---------- PROVIDED DATA ----------

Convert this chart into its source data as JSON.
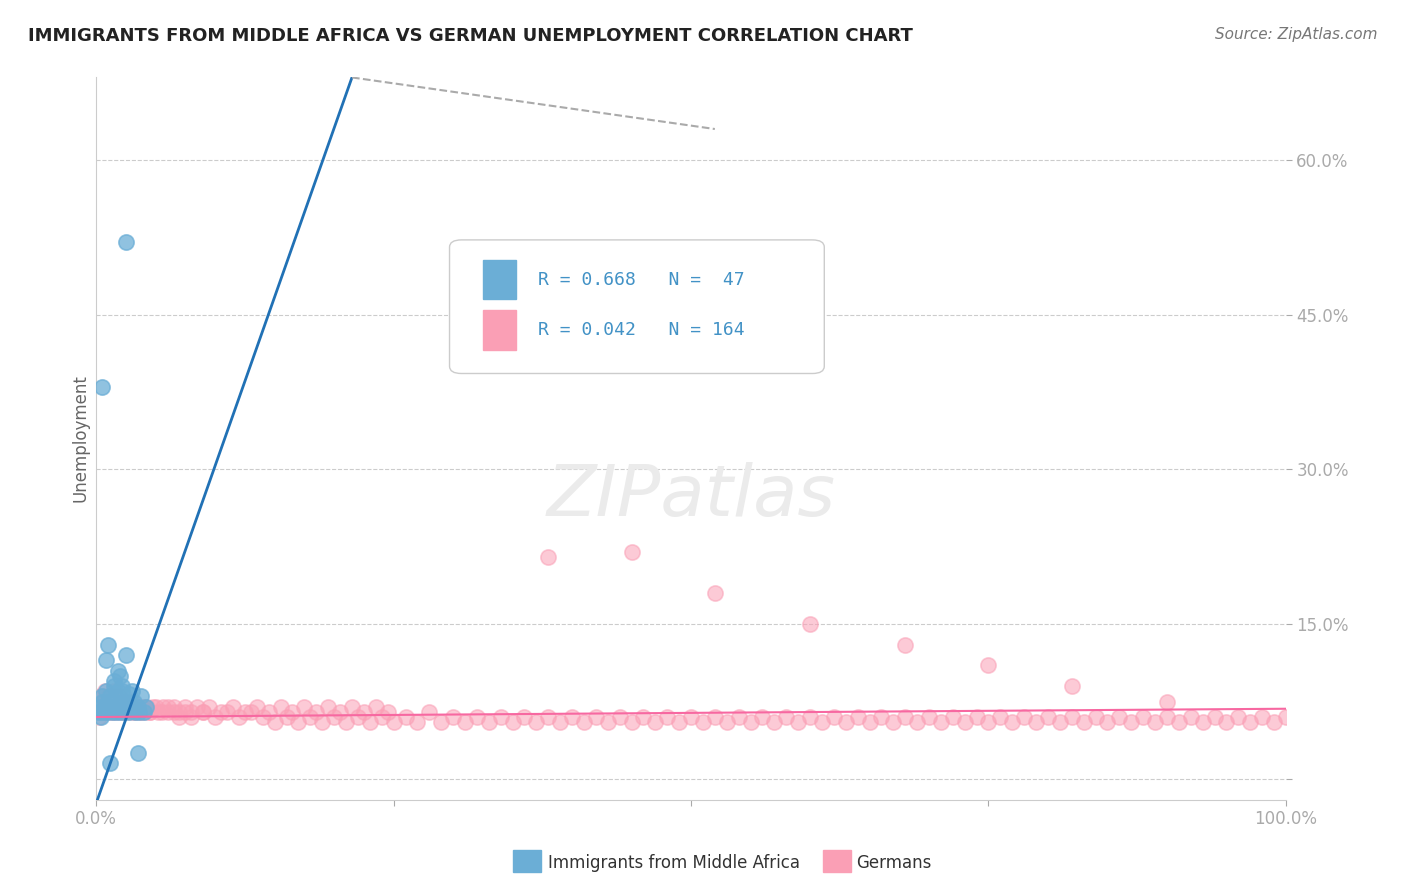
{
  "title": "IMMIGRANTS FROM MIDDLE AFRICA VS GERMAN UNEMPLOYMENT CORRELATION CHART",
  "source": "Source: ZipAtlas.com",
  "ylabel": "Unemployment",
  "xlim": [
    0,
    1.0
  ],
  "ylim": [
    -0.02,
    0.68
  ],
  "ytick_positions": [
    0.0,
    0.15,
    0.3,
    0.45,
    0.6
  ],
  "color_blue": "#6baed6",
  "color_pink": "#fa9fb5",
  "color_blue_line": "#2171b5",
  "color_pink_line": "#f768a1",
  "color_text_blue": "#4292c6",
  "background": "#ffffff",
  "blue_points_x": [
    0.002,
    0.003,
    0.004,
    0.005,
    0.005,
    0.006,
    0.007,
    0.008,
    0.009,
    0.01,
    0.011,
    0.012,
    0.013,
    0.014,
    0.015,
    0.016,
    0.017,
    0.018,
    0.019,
    0.02,
    0.021,
    0.022,
    0.023,
    0.025,
    0.027,
    0.028,
    0.03,
    0.032,
    0.033,
    0.035,
    0.036,
    0.038,
    0.04,
    0.042,
    0.005,
    0.012,
    0.02,
    0.025,
    0.03,
    0.035,
    0.008,
    0.015,
    0.022,
    0.028,
    0.01,
    0.018,
    0.025
  ],
  "blue_points_y": [
    0.065,
    0.07,
    0.06,
    0.08,
    0.075,
    0.065,
    0.07,
    0.085,
    0.065,
    0.075,
    0.07,
    0.08,
    0.065,
    0.07,
    0.09,
    0.075,
    0.065,
    0.085,
    0.07,
    0.065,
    0.075,
    0.085,
    0.065,
    0.07,
    0.075,
    0.065,
    0.07,
    0.075,
    0.065,
    0.07,
    0.065,
    0.08,
    0.065,
    0.07,
    0.38,
    0.015,
    0.1,
    0.12,
    0.085,
    0.025,
    0.115,
    0.095,
    0.09,
    0.082,
    0.13,
    0.105,
    0.52
  ],
  "pink_points_x": [
    0.001,
    0.002,
    0.003,
    0.004,
    0.005,
    0.006,
    0.007,
    0.008,
    0.009,
    0.01,
    0.011,
    0.012,
    0.013,
    0.014,
    0.015,
    0.016,
    0.017,
    0.018,
    0.019,
    0.02,
    0.022,
    0.025,
    0.028,
    0.03,
    0.032,
    0.035,
    0.038,
    0.04,
    0.045,
    0.05,
    0.055,
    0.06,
    0.065,
    0.07,
    0.075,
    0.08,
    0.09,
    0.1,
    0.11,
    0.12,
    0.13,
    0.14,
    0.15,
    0.16,
    0.17,
    0.18,
    0.19,
    0.2,
    0.21,
    0.22,
    0.23,
    0.24,
    0.25,
    0.26,
    0.27,
    0.28,
    0.29,
    0.3,
    0.31,
    0.32,
    0.33,
    0.34,
    0.35,
    0.36,
    0.37,
    0.38,
    0.39,
    0.4,
    0.41,
    0.42,
    0.43,
    0.44,
    0.45,
    0.46,
    0.47,
    0.48,
    0.49,
    0.5,
    0.51,
    0.52,
    0.53,
    0.54,
    0.55,
    0.56,
    0.57,
    0.58,
    0.59,
    0.6,
    0.61,
    0.62,
    0.63,
    0.64,
    0.65,
    0.66,
    0.67,
    0.68,
    0.69,
    0.7,
    0.71,
    0.72,
    0.73,
    0.74,
    0.75,
    0.76,
    0.77,
    0.78,
    0.79,
    0.8,
    0.81,
    0.82,
    0.83,
    0.84,
    0.85,
    0.86,
    0.87,
    0.88,
    0.89,
    0.9,
    0.91,
    0.92,
    0.93,
    0.94,
    0.95,
    0.96,
    0.97,
    0.98,
    0.99,
    1.0,
    0.003,
    0.005,
    0.007,
    0.009,
    0.011,
    0.013,
    0.015,
    0.017,
    0.019,
    0.021,
    0.023,
    0.025,
    0.027,
    0.029,
    0.031,
    0.033,
    0.035,
    0.037,
    0.039,
    0.041,
    0.043,
    0.045,
    0.048,
    0.052,
    0.056,
    0.06,
    0.065,
    0.07,
    0.075,
    0.08,
    0.085,
    0.09,
    0.095,
    0.105,
    0.115,
    0.125,
    0.135,
    0.145,
    0.155,
    0.165,
    0.175,
    0.185,
    0.195,
    0.205,
    0.215,
    0.225,
    0.235,
    0.245,
    0.38,
    0.45,
    0.52,
    0.6,
    0.68,
    0.75,
    0.82,
    0.9
  ],
  "pink_points_y": [
    0.065,
    0.06,
    0.07,
    0.065,
    0.08,
    0.075,
    0.065,
    0.07,
    0.065,
    0.075,
    0.07,
    0.065,
    0.075,
    0.065,
    0.08,
    0.065,
    0.07,
    0.075,
    0.065,
    0.07,
    0.065,
    0.07,
    0.065,
    0.075,
    0.065,
    0.07,
    0.065,
    0.07,
    0.065,
    0.07,
    0.065,
    0.07,
    0.065,
    0.06,
    0.065,
    0.06,
    0.065,
    0.06,
    0.065,
    0.06,
    0.065,
    0.06,
    0.055,
    0.06,
    0.055,
    0.06,
    0.055,
    0.06,
    0.055,
    0.06,
    0.055,
    0.06,
    0.055,
    0.06,
    0.055,
    0.065,
    0.055,
    0.06,
    0.055,
    0.06,
    0.055,
    0.06,
    0.055,
    0.06,
    0.055,
    0.06,
    0.055,
    0.06,
    0.055,
    0.06,
    0.055,
    0.06,
    0.055,
    0.06,
    0.055,
    0.06,
    0.055,
    0.06,
    0.055,
    0.06,
    0.055,
    0.06,
    0.055,
    0.06,
    0.055,
    0.06,
    0.055,
    0.06,
    0.055,
    0.06,
    0.055,
    0.06,
    0.055,
    0.06,
    0.055,
    0.06,
    0.055,
    0.06,
    0.055,
    0.06,
    0.055,
    0.06,
    0.055,
    0.06,
    0.055,
    0.06,
    0.055,
    0.06,
    0.055,
    0.06,
    0.055,
    0.06,
    0.055,
    0.06,
    0.055,
    0.06,
    0.055,
    0.06,
    0.055,
    0.06,
    0.055,
    0.06,
    0.055,
    0.06,
    0.055,
    0.06,
    0.055,
    0.06,
    0.08,
    0.075,
    0.085,
    0.075,
    0.08,
    0.075,
    0.085,
    0.075,
    0.08,
    0.075,
    0.08,
    0.075,
    0.07,
    0.075,
    0.07,
    0.065,
    0.07,
    0.065,
    0.07,
    0.065,
    0.07,
    0.065,
    0.07,
    0.065,
    0.07,
    0.065,
    0.07,
    0.065,
    0.07,
    0.065,
    0.07,
    0.065,
    0.07,
    0.065,
    0.07,
    0.065,
    0.07,
    0.065,
    0.07,
    0.065,
    0.07,
    0.065,
    0.07,
    0.065,
    0.07,
    0.065,
    0.07,
    0.065,
    0.215,
    0.22,
    0.18,
    0.15,
    0.13,
    0.11,
    0.09,
    0.075
  ]
}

----------

## WORK INSTRUCTIONS
Using the material above, return every line exactly as it appears, minus the pictures.

## WRITTEN SOLUTION
Convert this chart into its source data as JSON.
{
  "title": "IMMIGRANTS FROM MIDDLE AFRICA VS GERMAN UNEMPLOYMENT CORRELATION CHART",
  "source": "Source: ZipAtlas.com",
  "ylabel": "Unemployment",
  "xlim": [
    0,
    1.0
  ],
  "ylim": [
    -0.02,
    0.68
  ],
  "ytick_positions": [
    0.0,
    0.15,
    0.3,
    0.45,
    0.6
  ],
  "color_blue": "#6baed6",
  "color_pink": "#fa9fb5",
  "color_blue_line": "#2171b5",
  "color_pink_line": "#f768a1",
  "color_text_blue": "#4292c6",
  "background": "#ffffff",
  "blue_points_x": [
    0.002,
    0.003,
    0.004,
    0.005,
    0.005,
    0.006,
    0.007,
    0.008,
    0.009,
    0.01,
    0.011,
    0.012,
    0.013,
    0.014,
    0.015,
    0.016,
    0.017,
    0.018,
    0.019,
    0.02,
    0.021,
    0.022,
    0.023,
    0.025,
    0.027,
    0.028,
    0.03,
    0.032,
    0.033,
    0.035,
    0.036,
    0.038,
    0.04,
    0.042,
    0.005,
    0.012,
    0.02,
    0.025,
    0.03,
    0.035,
    0.008,
    0.015,
    0.022,
    0.028,
    0.01,
    0.018,
    0.025
  ],
  "blue_points_y": [
    0.065,
    0.07,
    0.06,
    0.08,
    0.075,
    0.065,
    0.07,
    0.085,
    0.065,
    0.075,
    0.07,
    0.08,
    0.065,
    0.07,
    0.09,
    0.075,
    0.065,
    0.085,
    0.07,
    0.065,
    0.075,
    0.085,
    0.065,
    0.07,
    0.075,
    0.065,
    0.07,
    0.075,
    0.065,
    0.07,
    0.065,
    0.08,
    0.065,
    0.07,
    0.38,
    0.015,
    0.1,
    0.12,
    0.085,
    0.025,
    0.115,
    0.095,
    0.09,
    0.082,
    0.13,
    0.105,
    0.52
  ],
  "pink_points_x": [
    0.001,
    0.002,
    0.003,
    0.004,
    0.005,
    0.006,
    0.007,
    0.008,
    0.009,
    0.01,
    0.011,
    0.012,
    0.013,
    0.014,
    0.015,
    0.016,
    0.017,
    0.018,
    0.019,
    0.02,
    0.022,
    0.025,
    0.028,
    0.03,
    0.032,
    0.035,
    0.038,
    0.04,
    0.045,
    0.05,
    0.055,
    0.06,
    0.065,
    0.07,
    0.075,
    0.08,
    0.09,
    0.1,
    0.11,
    0.12,
    0.13,
    0.14,
    0.15,
    0.16,
    0.17,
    0.18,
    0.19,
    0.2,
    0.21,
    0.22,
    0.23,
    0.24,
    0.25,
    0.26,
    0.27,
    0.28,
    0.29,
    0.3,
    0.31,
    0.32,
    0.33,
    0.34,
    0.35,
    0.36,
    0.37,
    0.38,
    0.39,
    0.4,
    0.41,
    0.42,
    0.43,
    0.44,
    0.45,
    0.46,
    0.47,
    0.48,
    0.49,
    0.5,
    0.51,
    0.52,
    0.53,
    0.54,
    0.55,
    0.56,
    0.57,
    0.58,
    0.59,
    0.6,
    0.61,
    0.62,
    0.63,
    0.64,
    0.65,
    0.66,
    0.67,
    0.68,
    0.69,
    0.7,
    0.71,
    0.72,
    0.73,
    0.74,
    0.75,
    0.76,
    0.77,
    0.78,
    0.79,
    0.8,
    0.81,
    0.82,
    0.83,
    0.84,
    0.85,
    0.86,
    0.87,
    0.88,
    0.89,
    0.9,
    0.91,
    0.92,
    0.93,
    0.94,
    0.95,
    0.96,
    0.97,
    0.98,
    0.99,
    1.0,
    0.003,
    0.005,
    0.007,
    0.009,
    0.011,
    0.013,
    0.015,
    0.017,
    0.019,
    0.021,
    0.023,
    0.025,
    0.027,
    0.029,
    0.031,
    0.033,
    0.035,
    0.037,
    0.039,
    0.041,
    0.043,
    0.045,
    0.048,
    0.052,
    0.056,
    0.06,
    0.065,
    0.07,
    0.075,
    0.08,
    0.085,
    0.09,
    0.095,
    0.105,
    0.115,
    0.125,
    0.135,
    0.145,
    0.155,
    0.165,
    0.175,
    0.185,
    0.195,
    0.205,
    0.215,
    0.225,
    0.235,
    0.245,
    0.38,
    0.45,
    0.52,
    0.6,
    0.68,
    0.75,
    0.82,
    0.9
  ],
  "pink_points_y": [
    0.065,
    0.06,
    0.07,
    0.065,
    0.08,
    0.075,
    0.065,
    0.07,
    0.065,
    0.075,
    0.07,
    0.065,
    0.075,
    0.065,
    0.08,
    0.065,
    0.07,
    0.075,
    0.065,
    0.07,
    0.065,
    0.07,
    0.065,
    0.075,
    0.065,
    0.07,
    0.065,
    0.07,
    0.065,
    0.07,
    0.065,
    0.07,
    0.065,
    0.06,
    0.065,
    0.06,
    0.065,
    0.06,
    0.065,
    0.06,
    0.065,
    0.06,
    0.055,
    0.06,
    0.055,
    0.06,
    0.055,
    0.06,
    0.055,
    0.06,
    0.055,
    0.06,
    0.055,
    0.06,
    0.055,
    0.065,
    0.055,
    0.06,
    0.055,
    0.06,
    0.055,
    0.06,
    0.055,
    0.06,
    0.055,
    0.06,
    0.055,
    0.06,
    0.055,
    0.06,
    0.055,
    0.06,
    0.055,
    0.06,
    0.055,
    0.06,
    0.055,
    0.06,
    0.055,
    0.06,
    0.055,
    0.06,
    0.055,
    0.06,
    0.055,
    0.06,
    0.055,
    0.06,
    0.055,
    0.06,
    0.055,
    0.06,
    0.055,
    0.06,
    0.055,
    0.06,
    0.055,
    0.06,
    0.055,
    0.06,
    0.055,
    0.06,
    0.055,
    0.06,
    0.055,
    0.06,
    0.055,
    0.06,
    0.055,
    0.06,
    0.055,
    0.06,
    0.055,
    0.06,
    0.055,
    0.06,
    0.055,
    0.06,
    0.055,
    0.06,
    0.055,
    0.06,
    0.055,
    0.06,
    0.055,
    0.06,
    0.055,
    0.06,
    0.08,
    0.075,
    0.085,
    0.075,
    0.08,
    0.075,
    0.085,
    0.075,
    0.08,
    0.075,
    0.08,
    0.075,
    0.07,
    0.075,
    0.07,
    0.065,
    0.07,
    0.065,
    0.07,
    0.065,
    0.07,
    0.065,
    0.07,
    0.065,
    0.07,
    0.065,
    0.07,
    0.065,
    0.07,
    0.065,
    0.07,
    0.065,
    0.07,
    0.065,
    0.07,
    0.065,
    0.07,
    0.065,
    0.07,
    0.065,
    0.07,
    0.065,
    0.07,
    0.065,
    0.07,
    0.065,
    0.07,
    0.065,
    0.215,
    0.22,
    0.18,
    0.15,
    0.13,
    0.11,
    0.09,
    0.075
  ]
}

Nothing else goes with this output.